Recorded data:
------------------------------------------------------------

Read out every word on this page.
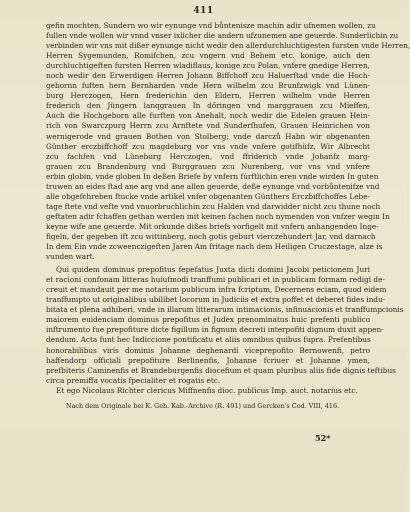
411
gefin mochten, Sundern wo wir eynunge vnd bůntenisze machin adir ufnemen wollen, zu
fullen vnde wollen wir vnnd vnser ixlicher die andern ufzunemen ane geuerde. Sunderlichin zu
verbinden wir vns mit dißer eynunge nicht wedir den allerdurchluchtigesten fursten vnde Herren,
Herren Sygemunden, Romifchen, zcu vngern vnd Behem etc. konige, auch den
durchluchtigeften fursten Herren wladiflaus, konige zcu Polan, vnfere gnedige Herren,
noch wedir den Erwerdigen Herren Johann Biffchoff zcu Haluerftad vnde die Hoch-
gebornn fuften hern Bernharden vnde Hern wilhelm zcu Brunfzwigk vnd Lünen-
burg Herczogen, Hern frederichin den Eldern, Herren wilhelm vnde Herren
frederich den Jüngern lanqgrauen In dőringen vnd marggrauen zcu Mieffen,
Auch die Hochgeborn alle furften von Anehalt, noch wedir die Edelen grauen Hein-
rich von Swarczpurg Herrn zcu Arnftete vnd Sunderfhufen, Grauen Heinrichen von
wernigerode vnd grauen Bothen von Stolberg; vnde darczů Habn wir obgenanten
Günther erczbiffchoff zcu magdeburg vor vns vnde vnfere gotifhüfz, Wir Albrecht
zcu fachfen vnd Lüneburg Herczogen, vnd ffriderich vnde Johanfz marg-
grauen zcu Brandenburg vnd Burggrauen zcu Nurenberg, vor vns vnd vnfere
erbin globin, vnde globen In deßen Briefe by vnfern fúrftlichin eren vnde wirden In guten
truwen an eides ftad ane arg vnd ane allen geuerde, deße eynunge vnd vorbůntenifze vnd
alle obgefchreben ftucke vnde artikel vnfer obgenanten Günthers Erczbiffchoffes Lebe-
tage ftete vnd vefte vnd vnuorbruchlichin zcu Halden vnd darwidder nicht zcu thune noch
geftaten adir fchaffen gethan werden mit keinen fachen noch nymenden von vnfzer wegin In
keyne wife ane geuerde. Mit orkunde dißes briefs vorfigelt mit vnfern anhangenden Inge-
figeln, der gegeben ift zcu wittinberg, noch gotis geburt vierczehundert Jar, vnd darnach
In dem Ein vnde zcweenczigeften Jaren Am fritage nach dem Heiligen Cruczestage, alze is
vunden wart.
Qui quidem dominus prepofitus fepefatus Juxta dicti domini Jacobi peticionem Juri
et racioni confonam litteras huiufmodi tranffumi publicari et in publicam formam redigi de-
creuit et mandauit per me notarium publicum infra fcriptum, Decernens eciam, quod eidem
tranffumpto ut originalibus ubilibet locorum in Judiciis et extra poffet et deberet fides indu-
bitata et plena adhiberi, vnde in illarum litterarum intimacionis, infinuacionis et tranffumpcionis
maiorem euidenciam dominus prepofitus et Judex prenominatus huic prefenti publico
inftrumento fue prepofiture dicte figillum in fignum decreti interpofiti dignum duxit appen-
dendum. Acta funt hec Indiccione pontificatu et aliis omnibus quibus fupra. Prefentibus
honorabilibus viris dominis Johanne deghenardi viceprepofito Bernowenfi, petro
haffendorp officiali prepofiture Berlinenfis, Johanne fcriuer et Johanne ymen,
prefbiteris Caminenfis et Brandeburgenfis diocefium et quam pluribus aliis fide dignis teftibus
circa premiffa vocatis fpecialiter et rogatis etc.
Et ego Nicolaus Richter clericus Miffnenfis dioc. publicus Imp. auct. notarius etc.
Nach dem Originale bei K. Geh. Kab.-Archive (R. 491) und Gercken's Cod. VIII, 416.
52*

------------------------------------------------------------

* **What is needed**:
Write the entries above out in full, exactly, with no images.

* **Exercise output**:
Read out every word on this page.
411
gefin mochten, Sundern wo wir eynunge vnd bůntenisze machin adir ufnemen wollen, zu
fullen vnde wollen wir vnnd vnser ixlicher die andern ufzunemen ane geuerde. Sunderlichin zu
verbinden wir vns mit dißer eynunge nicht wedir den allerdurchluchtigesten fursten vnde Herren,
Herren Sygemunden, Romifchen, zcu vngern vnd Behem etc. konige, auch den
durchluchtigeften fursten Herren wladiflaus, konige zcu Polan, vnfere gnedige Herren,
noch wedir den Erwerdigen Herren Johann Biffchoff zcu Haluerftad vnde die Hoch-
gebornn fuften hern Bernharden vnde Hern wilhelm zcu Brunfzwigk vnd Lünen-
burg Herczogen, Hern frederichin den Eldern, Herren wilhelm vnde Herren
frederich den Jüngern lanqgrauen In dőringen vnd marggrauen zcu Mieffen,
Auch die Hochgeborn alle furften von Anehalt, noch wedir die Edelen grauen Hein-
rich von Swarczpurg Herrn zcu Arnftete vnd Sunderfhufen, Grauen Heinrichen von
wernigerode vnd grauen Bothen von Stolberg; vnde darczů Habn wir obgenanten
Günther erczbiffchoff zcu magdeburg vor vns vnde vnfere gotifhüfz, Wir Albrecht
zcu fachfen vnd Lüneburg Herczogen, vnd ffriderich vnde Johanfz marg-
grauen zcu Brandenburg vnd Burggrauen zcu Nurenberg, vor vns vnd vnfere
erbin globin, vnde globen In deßen Briefe by vnfern fúrftlichin eren vnde wirden In guten
truwen an eides ftad ane arg vnd ane allen geuerde, deße eynunge vnd vorbůntenifze vnd
alle obgefchreben ftucke vnde artikel vnfer obgenanten Günthers Erczbiffchoffes Lebe-
tage ftete vnd vefte vnd vnuorbruchlichin zcu Halden vnd darwidder nicht zcu thune noch
geftaten adir fchaffen gethan werden mit keinen fachen noch nymenden von vnfzer wegin In
keyne wife ane geuerde. Mit orkunde dißes briefs vorfigelt mit vnfern anhangenden Inge-
figeln, der gegeben ift zcu wittinberg, noch gotis geburt vierczehundert Jar, vnd darnach
In dem Ein vnde zcweenczigeften Jaren Am fritage nach dem Heiligen Cruczestage, alze is
vunden wart.
Qui quidem dominus prepofitus fepefatus Juxta dicti domini Jacobi peticionem Juri
et racioni confonam litteras huiufmodi tranffumi publicari et in publicam formam redigi de-
creuit et mandauit per me notarium publicum infra fcriptum, Decernens eciam, quod eidem
tranffumpto ut originalibus ubilibet locorum in Judiciis et extra poffet et deberet fides indu-
bitata et plena adhiberi, vnde in illarum litterarum intimacionis, infinuacionis et tranffumpcionis
maiorem euidenciam dominus prepofitus et Judex prenominatus huic prefenti publico
inftrumento fue prepofiture dicte figillum in fignum decreti interpofiti dignum duxit appen-
dendum. Acta funt hec Indiccione pontificatu et aliis omnibus quibus fupra. Prefentibus
honorabilibus viris dominis Johanne deghenardi viceprepofito Bernowenfi, petro
haffendorp officiali prepofiture Berlinenfis, Johanne fcriuer et Johanne ymen,
prefbiteris Caminenfis et Brandeburgenfis diocefium et quam pluribus aliis fide dignis teftibus
circa premiffa vocatis fpecialiter et rogatis etc.
Et ego Nicolaus Richter clericus Miffnenfis dioc. publicus Imp. auct. notarius etc.
Nach dem Originale bei K. Geh. Kab.-Archive (R. 491) und Gercken's Cod. VIII, 416.
52*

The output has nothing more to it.